AIM OF THE TASK: Collect every line of the records below that contains the word "structured".
# # # #
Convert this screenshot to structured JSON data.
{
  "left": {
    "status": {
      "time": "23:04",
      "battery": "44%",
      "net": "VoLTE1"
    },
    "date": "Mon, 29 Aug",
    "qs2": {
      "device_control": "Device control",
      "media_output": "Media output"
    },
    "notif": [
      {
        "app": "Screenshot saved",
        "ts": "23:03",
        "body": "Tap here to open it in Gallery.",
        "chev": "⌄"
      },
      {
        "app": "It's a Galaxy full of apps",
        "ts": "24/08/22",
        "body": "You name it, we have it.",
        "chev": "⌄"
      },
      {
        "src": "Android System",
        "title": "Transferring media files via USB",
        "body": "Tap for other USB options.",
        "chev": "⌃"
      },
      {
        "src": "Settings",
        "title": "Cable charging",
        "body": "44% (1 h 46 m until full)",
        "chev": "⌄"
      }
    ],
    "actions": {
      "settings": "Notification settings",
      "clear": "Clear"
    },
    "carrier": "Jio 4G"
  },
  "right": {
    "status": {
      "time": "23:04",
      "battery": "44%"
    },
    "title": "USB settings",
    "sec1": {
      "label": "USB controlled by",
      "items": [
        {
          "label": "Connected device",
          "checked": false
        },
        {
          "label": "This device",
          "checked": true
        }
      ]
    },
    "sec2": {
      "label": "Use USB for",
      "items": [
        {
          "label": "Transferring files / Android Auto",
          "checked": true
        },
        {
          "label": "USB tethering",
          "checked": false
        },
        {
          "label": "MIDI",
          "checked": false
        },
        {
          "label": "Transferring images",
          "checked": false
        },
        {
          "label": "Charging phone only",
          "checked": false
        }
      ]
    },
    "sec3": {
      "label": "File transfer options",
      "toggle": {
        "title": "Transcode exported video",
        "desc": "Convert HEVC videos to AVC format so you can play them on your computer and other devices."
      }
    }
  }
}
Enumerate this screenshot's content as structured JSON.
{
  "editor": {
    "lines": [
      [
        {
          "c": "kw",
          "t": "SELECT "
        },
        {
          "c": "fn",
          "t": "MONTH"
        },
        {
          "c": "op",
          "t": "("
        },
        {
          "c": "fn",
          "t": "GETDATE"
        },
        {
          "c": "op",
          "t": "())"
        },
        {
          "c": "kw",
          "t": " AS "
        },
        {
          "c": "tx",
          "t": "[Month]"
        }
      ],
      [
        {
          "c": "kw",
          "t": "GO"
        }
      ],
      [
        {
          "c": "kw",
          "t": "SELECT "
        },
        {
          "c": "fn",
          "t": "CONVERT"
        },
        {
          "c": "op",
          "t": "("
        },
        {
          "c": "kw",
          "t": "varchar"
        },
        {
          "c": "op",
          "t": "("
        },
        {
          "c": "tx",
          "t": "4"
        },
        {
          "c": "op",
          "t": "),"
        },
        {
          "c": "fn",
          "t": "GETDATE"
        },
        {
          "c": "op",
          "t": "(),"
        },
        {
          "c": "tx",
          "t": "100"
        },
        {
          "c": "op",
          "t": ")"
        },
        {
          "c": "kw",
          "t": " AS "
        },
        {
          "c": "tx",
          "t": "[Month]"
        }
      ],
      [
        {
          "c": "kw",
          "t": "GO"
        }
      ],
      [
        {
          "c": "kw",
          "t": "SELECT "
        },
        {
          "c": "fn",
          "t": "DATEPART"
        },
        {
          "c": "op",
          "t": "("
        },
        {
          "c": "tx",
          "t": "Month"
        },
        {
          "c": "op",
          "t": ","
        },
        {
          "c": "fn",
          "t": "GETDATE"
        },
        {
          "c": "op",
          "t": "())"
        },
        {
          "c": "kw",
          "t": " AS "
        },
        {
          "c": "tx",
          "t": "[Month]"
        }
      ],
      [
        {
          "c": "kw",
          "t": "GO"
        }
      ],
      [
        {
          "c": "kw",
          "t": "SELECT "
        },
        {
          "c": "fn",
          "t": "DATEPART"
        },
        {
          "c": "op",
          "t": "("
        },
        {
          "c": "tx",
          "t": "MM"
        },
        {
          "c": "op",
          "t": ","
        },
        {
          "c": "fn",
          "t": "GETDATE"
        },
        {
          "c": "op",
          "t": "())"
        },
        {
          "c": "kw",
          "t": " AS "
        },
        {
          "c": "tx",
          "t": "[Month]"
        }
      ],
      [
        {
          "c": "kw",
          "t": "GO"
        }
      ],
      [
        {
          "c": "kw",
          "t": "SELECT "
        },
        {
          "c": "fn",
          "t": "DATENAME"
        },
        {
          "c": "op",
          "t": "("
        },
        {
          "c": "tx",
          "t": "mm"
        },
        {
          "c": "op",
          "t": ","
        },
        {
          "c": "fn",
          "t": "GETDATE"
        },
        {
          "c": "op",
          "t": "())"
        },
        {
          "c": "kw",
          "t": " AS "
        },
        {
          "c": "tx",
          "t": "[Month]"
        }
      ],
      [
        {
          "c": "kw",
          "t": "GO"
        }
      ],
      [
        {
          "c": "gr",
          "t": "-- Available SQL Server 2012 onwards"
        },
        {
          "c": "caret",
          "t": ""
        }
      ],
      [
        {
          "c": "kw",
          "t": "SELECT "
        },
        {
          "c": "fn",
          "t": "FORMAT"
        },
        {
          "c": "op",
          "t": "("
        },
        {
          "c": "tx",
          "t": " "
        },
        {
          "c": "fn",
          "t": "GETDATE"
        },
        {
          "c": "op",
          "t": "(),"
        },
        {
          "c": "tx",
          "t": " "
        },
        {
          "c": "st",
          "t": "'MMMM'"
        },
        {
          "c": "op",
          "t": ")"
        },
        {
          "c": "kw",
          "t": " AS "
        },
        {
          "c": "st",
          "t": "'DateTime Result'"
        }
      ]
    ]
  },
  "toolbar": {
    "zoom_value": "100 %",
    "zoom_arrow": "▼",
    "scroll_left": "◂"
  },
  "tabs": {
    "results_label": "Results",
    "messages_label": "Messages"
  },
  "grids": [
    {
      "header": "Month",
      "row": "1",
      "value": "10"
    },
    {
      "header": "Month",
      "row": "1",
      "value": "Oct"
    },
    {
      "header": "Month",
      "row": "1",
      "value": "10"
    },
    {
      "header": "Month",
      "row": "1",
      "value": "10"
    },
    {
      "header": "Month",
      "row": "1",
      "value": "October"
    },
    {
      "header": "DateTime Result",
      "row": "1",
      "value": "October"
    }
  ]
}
# # # #
RESPONSE:
Convert this screenshot to structured JSON data.
Enumerate this screenshot's content as structured JSON.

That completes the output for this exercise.